##### Text passage

Opened 2 years ago

Last modified 4 months ago

#10141 new bug

CUSK mysteries

Reported by: goldfire Owned by: goldfire
Priority: normal Milestone: 8.4.1
Component: Compiler Version: 7.10.1-rc2
Keywords: TypeFamilies, TypeInType Cc:
Operating System: Unknown/Multiple Architecture: Unknown/Multiple
Type of failure: None/Unknown Test Case: indexed-types/should_fail/T10141
Blocked By: Blocking:
Related Tickets: Differential Rev(s):
Wiki Page:

Description

Take the following definition:

type family G (a :: k) where
   G Int  = Bool
   G Bool = Int
   G a    = a

It compiles in 7.8.3, but not in 7.10.1 RC2. This makes me sad. I will fix.

(Found by Jan Stolarek.)

Change History (18)

comment:1 Changed 2 years ago by simonpj

This looks bad. Release blocker? I assume so. Say if not.

comment:2 Changed 2 years ago by goldfire

Resolution: invalid
Status: newclosed

This is by design. As I discovered en route to the solution to #9200, the old kind inference for closed type families was bogus. For the type family above, what should the return kind be? k, k2, and * are all viable options. Thus, this type family has no principal kind and should be rejected.

Another was of looking at this is that G does not have a CUSK. Therefore, its right-hand side must use kind variables uniformly -- which it doesn't, because the first two equations must specialize k to *.

So, closing as invalid.

comment:3 Changed 2 years ago by rwbarton

In this particular case, given the third equation G a = a, I'm pretty sure the only possible return kind is k, no? But there was that whole long discussion about CUSKs that I didn't really follow, so I take it that in general a closed type family may have no principal kind.

I would venture to say though that the error message GHC produces is IMHO not that helpful. In this case the fix is clearly to add a CUSK type family G (a :: k) :: k where; could GHC work out when it is appropriate to suggest adding a CUSK?

comment:4 in reply to:  2 Changed 2 years ago by jstolarek

Owner: goldfire deleted
Resolution: invalid
Status: closednew

Replying to goldfire:

So, closing as invalid.

##########

**Tasks to perform**.
**A.** In the ticket, why does goldfire close it as invalid? Explain in one to three sentences.
**B.** Answer these questions about the ticket:
(i) In which version does the definition of G compile?
(ii) Who found the problem?
(iii) What declaration does rwbarton give as the fix?
**C.** Write the next part of the ticket, picking up after its last line.

##### Provided material

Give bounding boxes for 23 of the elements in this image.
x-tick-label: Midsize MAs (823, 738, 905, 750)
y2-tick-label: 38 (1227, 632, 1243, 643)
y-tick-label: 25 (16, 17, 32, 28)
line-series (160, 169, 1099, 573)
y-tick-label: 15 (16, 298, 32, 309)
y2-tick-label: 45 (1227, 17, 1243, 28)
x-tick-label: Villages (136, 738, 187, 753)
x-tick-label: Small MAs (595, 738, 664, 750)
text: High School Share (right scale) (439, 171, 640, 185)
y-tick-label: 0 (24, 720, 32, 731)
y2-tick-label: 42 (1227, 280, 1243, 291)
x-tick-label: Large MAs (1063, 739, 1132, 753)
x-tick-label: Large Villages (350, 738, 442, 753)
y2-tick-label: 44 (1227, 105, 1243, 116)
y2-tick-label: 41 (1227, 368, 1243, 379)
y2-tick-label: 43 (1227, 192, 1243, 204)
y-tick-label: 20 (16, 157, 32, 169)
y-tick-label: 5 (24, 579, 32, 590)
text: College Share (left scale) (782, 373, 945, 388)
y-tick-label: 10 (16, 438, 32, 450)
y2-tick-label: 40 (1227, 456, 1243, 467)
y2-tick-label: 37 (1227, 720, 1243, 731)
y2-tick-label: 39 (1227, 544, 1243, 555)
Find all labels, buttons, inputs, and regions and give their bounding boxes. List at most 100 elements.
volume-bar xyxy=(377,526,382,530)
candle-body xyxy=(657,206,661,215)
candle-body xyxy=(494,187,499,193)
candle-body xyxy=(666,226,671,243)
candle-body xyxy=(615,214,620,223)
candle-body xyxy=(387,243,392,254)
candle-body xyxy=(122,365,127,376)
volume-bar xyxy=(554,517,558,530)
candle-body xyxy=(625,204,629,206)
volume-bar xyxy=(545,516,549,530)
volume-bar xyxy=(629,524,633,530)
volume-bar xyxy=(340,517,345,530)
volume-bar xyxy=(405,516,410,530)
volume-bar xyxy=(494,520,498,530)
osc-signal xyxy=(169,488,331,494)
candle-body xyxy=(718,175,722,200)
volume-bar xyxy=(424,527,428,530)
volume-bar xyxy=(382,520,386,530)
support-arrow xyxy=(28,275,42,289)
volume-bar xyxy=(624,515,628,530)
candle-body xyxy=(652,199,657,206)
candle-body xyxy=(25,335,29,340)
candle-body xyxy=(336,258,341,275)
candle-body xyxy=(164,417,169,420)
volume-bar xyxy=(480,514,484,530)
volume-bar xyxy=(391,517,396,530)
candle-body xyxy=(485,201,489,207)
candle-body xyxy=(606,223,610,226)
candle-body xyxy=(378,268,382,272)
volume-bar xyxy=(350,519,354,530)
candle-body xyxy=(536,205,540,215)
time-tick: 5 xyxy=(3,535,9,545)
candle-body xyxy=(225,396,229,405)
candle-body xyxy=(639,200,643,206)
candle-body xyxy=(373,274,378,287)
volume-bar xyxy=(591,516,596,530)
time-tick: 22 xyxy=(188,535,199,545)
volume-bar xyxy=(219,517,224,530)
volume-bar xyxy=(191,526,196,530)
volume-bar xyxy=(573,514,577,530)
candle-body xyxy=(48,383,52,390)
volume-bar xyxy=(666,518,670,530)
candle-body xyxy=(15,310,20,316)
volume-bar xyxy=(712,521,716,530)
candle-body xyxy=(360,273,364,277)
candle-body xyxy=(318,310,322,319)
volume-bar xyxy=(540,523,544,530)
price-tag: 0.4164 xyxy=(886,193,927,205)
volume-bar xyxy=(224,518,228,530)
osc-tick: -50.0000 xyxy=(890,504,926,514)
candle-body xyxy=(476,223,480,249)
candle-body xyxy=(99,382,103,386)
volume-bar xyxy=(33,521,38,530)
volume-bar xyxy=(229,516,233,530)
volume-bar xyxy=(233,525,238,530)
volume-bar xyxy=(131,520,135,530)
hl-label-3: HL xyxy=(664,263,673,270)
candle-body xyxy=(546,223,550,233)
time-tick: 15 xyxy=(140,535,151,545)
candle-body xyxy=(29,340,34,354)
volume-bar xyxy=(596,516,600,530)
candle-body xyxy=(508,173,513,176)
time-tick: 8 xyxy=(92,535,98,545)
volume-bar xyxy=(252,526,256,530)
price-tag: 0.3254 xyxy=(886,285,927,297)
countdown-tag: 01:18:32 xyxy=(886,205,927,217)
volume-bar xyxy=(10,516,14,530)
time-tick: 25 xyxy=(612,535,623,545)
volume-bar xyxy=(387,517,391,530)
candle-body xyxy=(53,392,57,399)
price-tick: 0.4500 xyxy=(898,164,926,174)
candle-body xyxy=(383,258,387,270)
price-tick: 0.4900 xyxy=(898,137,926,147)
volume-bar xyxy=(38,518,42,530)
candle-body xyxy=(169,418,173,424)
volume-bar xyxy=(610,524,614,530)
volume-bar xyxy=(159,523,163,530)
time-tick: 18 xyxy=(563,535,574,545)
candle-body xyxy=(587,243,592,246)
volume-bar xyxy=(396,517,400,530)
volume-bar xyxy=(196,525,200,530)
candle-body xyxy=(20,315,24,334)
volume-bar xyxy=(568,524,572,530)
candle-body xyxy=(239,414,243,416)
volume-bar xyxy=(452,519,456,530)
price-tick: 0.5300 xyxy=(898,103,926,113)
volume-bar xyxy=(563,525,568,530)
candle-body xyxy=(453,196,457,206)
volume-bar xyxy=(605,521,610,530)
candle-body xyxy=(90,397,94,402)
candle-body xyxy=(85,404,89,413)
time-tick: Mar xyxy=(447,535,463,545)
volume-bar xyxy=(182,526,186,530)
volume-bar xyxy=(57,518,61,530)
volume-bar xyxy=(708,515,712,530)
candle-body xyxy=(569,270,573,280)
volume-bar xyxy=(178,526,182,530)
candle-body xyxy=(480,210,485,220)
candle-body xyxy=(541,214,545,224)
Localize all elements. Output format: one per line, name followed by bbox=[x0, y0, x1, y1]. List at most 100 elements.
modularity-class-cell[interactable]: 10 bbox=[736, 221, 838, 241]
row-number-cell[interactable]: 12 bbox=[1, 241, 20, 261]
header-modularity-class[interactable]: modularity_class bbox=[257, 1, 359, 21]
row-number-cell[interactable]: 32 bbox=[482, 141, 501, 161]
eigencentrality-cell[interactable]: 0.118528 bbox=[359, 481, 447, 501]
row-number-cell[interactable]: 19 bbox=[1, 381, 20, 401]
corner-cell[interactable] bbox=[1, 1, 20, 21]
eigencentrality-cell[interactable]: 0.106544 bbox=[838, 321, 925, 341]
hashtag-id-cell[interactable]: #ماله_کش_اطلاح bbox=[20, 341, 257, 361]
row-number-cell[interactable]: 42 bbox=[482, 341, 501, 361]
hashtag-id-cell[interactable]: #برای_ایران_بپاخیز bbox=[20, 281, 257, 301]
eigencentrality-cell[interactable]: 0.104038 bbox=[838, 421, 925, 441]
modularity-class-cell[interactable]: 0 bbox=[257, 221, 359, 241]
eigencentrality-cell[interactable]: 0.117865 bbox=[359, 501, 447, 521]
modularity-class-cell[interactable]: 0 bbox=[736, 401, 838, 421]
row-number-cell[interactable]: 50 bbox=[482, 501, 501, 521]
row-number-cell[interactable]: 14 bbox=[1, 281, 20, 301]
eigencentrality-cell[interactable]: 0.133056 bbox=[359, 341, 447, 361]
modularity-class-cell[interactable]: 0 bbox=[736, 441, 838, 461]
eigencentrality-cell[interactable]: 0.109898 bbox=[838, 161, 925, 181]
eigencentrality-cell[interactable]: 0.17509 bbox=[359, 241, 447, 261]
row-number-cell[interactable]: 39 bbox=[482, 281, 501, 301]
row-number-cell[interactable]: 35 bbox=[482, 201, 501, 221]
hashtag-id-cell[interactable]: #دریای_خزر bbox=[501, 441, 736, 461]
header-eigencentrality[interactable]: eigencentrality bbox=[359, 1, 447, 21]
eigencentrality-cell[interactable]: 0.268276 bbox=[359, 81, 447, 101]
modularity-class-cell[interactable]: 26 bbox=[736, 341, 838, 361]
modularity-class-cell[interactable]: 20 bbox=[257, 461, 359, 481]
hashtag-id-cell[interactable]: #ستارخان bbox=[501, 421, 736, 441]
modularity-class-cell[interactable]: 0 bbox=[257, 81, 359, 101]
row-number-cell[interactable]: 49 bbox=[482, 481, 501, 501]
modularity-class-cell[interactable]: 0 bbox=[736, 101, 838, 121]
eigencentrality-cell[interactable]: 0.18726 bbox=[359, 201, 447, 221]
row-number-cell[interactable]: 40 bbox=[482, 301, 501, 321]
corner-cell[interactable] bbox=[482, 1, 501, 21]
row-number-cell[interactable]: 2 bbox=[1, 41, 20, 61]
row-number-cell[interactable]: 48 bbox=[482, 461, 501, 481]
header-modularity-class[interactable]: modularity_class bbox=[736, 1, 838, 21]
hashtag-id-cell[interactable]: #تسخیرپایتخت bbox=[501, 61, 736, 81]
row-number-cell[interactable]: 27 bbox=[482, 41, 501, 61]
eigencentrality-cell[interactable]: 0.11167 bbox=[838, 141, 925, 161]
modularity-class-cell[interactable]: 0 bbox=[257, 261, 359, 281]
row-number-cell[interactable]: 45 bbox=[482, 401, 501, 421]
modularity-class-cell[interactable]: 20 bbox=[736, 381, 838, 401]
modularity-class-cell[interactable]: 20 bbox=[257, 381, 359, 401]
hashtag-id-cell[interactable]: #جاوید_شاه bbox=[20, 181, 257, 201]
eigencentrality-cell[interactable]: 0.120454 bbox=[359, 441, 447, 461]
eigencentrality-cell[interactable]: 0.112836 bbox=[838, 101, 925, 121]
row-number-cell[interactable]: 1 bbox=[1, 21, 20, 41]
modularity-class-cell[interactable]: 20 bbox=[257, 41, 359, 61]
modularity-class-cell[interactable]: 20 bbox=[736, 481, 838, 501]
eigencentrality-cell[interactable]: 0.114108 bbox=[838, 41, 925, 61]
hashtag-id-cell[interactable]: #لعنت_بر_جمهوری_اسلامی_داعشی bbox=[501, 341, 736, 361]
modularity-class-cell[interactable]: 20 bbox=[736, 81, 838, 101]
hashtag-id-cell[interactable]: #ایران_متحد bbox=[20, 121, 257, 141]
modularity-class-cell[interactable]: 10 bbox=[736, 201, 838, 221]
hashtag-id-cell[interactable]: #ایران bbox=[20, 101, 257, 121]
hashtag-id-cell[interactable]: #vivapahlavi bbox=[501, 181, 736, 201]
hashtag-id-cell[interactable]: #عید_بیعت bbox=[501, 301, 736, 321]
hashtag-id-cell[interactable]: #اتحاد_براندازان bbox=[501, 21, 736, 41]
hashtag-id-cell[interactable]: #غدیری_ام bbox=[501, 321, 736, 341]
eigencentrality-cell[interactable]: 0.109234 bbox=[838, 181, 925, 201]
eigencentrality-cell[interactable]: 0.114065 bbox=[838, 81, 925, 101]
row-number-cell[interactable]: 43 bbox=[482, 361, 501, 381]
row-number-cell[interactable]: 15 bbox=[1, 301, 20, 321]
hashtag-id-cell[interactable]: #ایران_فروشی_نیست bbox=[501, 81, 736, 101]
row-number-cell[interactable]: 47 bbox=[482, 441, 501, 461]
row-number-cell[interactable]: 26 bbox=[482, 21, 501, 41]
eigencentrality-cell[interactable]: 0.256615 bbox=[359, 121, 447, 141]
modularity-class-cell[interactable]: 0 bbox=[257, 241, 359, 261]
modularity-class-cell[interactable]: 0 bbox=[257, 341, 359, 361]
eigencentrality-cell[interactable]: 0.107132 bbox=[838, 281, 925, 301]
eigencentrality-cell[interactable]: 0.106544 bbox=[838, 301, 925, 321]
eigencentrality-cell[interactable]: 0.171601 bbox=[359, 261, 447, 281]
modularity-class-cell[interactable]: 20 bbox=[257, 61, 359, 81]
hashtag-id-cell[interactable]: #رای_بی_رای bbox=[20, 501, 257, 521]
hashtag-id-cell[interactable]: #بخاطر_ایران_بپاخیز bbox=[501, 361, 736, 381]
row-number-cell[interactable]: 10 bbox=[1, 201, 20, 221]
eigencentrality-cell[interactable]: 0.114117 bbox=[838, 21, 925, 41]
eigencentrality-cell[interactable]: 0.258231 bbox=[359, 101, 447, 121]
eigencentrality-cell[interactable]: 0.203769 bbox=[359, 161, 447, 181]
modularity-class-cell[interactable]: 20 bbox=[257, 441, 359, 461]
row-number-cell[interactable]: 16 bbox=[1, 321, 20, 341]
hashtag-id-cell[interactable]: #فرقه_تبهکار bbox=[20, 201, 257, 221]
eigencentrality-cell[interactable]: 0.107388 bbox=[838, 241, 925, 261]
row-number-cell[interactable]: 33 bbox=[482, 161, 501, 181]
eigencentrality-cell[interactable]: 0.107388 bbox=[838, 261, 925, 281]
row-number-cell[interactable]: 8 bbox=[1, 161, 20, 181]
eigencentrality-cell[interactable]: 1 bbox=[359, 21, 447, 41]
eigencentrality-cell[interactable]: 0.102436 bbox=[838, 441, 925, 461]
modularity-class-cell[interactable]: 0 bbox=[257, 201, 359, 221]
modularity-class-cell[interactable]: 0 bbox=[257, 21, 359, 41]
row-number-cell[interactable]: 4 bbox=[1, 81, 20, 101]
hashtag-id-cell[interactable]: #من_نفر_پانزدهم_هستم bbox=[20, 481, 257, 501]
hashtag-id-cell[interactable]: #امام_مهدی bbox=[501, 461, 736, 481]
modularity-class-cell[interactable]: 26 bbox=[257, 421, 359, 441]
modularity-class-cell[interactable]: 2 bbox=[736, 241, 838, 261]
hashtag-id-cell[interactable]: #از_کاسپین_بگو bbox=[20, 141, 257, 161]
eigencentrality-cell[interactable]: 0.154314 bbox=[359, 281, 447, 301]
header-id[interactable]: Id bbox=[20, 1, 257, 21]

##########

**Responses by item number**.
**A.** The type family G has no principal kind, because k, k2, and * are all viable return kinds, so it should be rejected. G also lacks a CUSK. Its right-hand side would therefore have to use kind variables uniformly, and it doesn't, because the first two equations must specialize k to *.

**B.**
(i) 7.8.3
(ii) Jan Stolarek
(iii) type family G (a :: k) :: k where

**C.**
I believe we should create a test case so that any accidental change of semantics does not go unnoticed (like it seems to have between 7.8.3 and 7.10.1?). Richard, I'm re-opening and assigning to you but if you don't have the time please re-assign it to me - I'll take care of that in due time.

comment:5 Changed 2 years ago by jstolarek

Owner: set to goldfire

comment:6 Changed 2 years ago by goldfire

Responding to comment:3:

No, the return kind could well be *. I'll rewrite with explicit kinds:

type family G (a :: k) :: * where
  G * Int  = Bool
  G * Bool = Int
  G * a    = a

This G doesn't really use its kind-polymorphism, but the definition kind checks.

However, I think you're right about the suggestion for a CUSK, here and in other cases. And I think it's possible for GHC to have at least some heuristics for when a CUSK is the answer. Specifically, it could include a note about CUSKs in error messages that arise from kind mismatches in non-CUSK right-hand sides.

And, yes, this would make for a decent test case. Thanks for the suggestion.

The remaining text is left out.